Aim: Print the entire listing. Each line must match the original exactly.
*-*-*
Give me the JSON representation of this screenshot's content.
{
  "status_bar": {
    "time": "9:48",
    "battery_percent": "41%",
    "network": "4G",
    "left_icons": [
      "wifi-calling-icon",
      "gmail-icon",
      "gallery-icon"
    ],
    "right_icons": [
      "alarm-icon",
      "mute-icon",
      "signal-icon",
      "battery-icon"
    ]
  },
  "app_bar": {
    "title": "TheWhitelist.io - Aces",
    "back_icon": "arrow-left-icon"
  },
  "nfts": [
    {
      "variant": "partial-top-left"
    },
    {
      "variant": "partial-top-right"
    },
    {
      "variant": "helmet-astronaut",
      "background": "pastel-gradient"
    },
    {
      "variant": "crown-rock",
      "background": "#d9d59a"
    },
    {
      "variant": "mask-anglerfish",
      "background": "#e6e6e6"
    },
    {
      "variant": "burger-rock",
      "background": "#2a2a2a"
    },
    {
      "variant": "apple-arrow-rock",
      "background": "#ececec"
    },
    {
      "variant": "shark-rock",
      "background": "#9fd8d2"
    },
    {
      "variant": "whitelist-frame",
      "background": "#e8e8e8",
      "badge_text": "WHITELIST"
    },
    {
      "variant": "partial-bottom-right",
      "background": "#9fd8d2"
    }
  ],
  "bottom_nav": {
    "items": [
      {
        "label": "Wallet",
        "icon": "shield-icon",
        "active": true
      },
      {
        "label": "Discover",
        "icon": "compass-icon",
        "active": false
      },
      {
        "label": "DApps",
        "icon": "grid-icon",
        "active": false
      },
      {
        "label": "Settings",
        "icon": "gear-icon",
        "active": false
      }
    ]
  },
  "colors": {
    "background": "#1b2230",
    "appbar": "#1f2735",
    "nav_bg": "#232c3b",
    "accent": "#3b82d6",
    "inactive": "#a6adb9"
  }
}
*-*-*
The result:
Give me the JSON representation of this screenshot's content.
{
  "status_bar": {
    "time": "9:48",
    "battery_percent": "41%",
    "network": "4G",
    "left_icons": [
      "wifi-calling-icon",
      "gmail-icon",
      "gallery-icon"
    ],
    "right_icons": [
      "alarm-icon",
      "mute-icon",
      "signal-icon",
      "battery-icon"
    ]
  },
  "app_bar": {
    "title": "TheWhitelist.io - Aces",
    "back_icon": "arrow-left-icon"
  },
  "nfts": [
    {
      "variant": "partial-top-left"
    },
    {
      "variant": "partial-top-right"
    },
    {
      "variant": "helmet-astronaut",
      "background": "pastel-gradient"
    },
    {
      "variant": "crown-rock",
      "background": "#d9d59a"
    },
    {
      "variant": "mask-anglerfish",
      "background": "#e6e6e6"
    },
    {
      "variant": "burger-rock",
      "background": "#2a2a2a"
    },
    {
      "variant": "apple-arrow-rock",
      "background": "#ececec"
    },
    {
      "variant": "shark-rock",
      "background": "#9fd8d2"
    },
    {
      "variant": "whitelist-frame",
      "background": "#e8e8e8",
      "badge_text": "WHITELIST"
    },
    {
      "variant": "partial-bottom-right",
      "background": "#9fd8d2"
    }
  ],
  "bottom_nav": {
    "items": [
      {
        "label": "Wallet",
        "icon": "shield-icon",
        "active": true
      },
      {
        "label": "Discover",
        "icon": "compass-icon",
        "active": false
      },
      {
        "label": "DApps",
        "icon": "grid-icon",
        "active": false
      },
      {
        "label": "Settings",
        "icon": "gear-icon",
        "active": false
      }
    ]
  },
  "colors": {
    "background": "#1b2230",
    "appbar": "#1f2735",
    "nav_bg": "#232c3b",
    "accent": "#3b82d6",
    "inactive": "#a6adb9"
  }
}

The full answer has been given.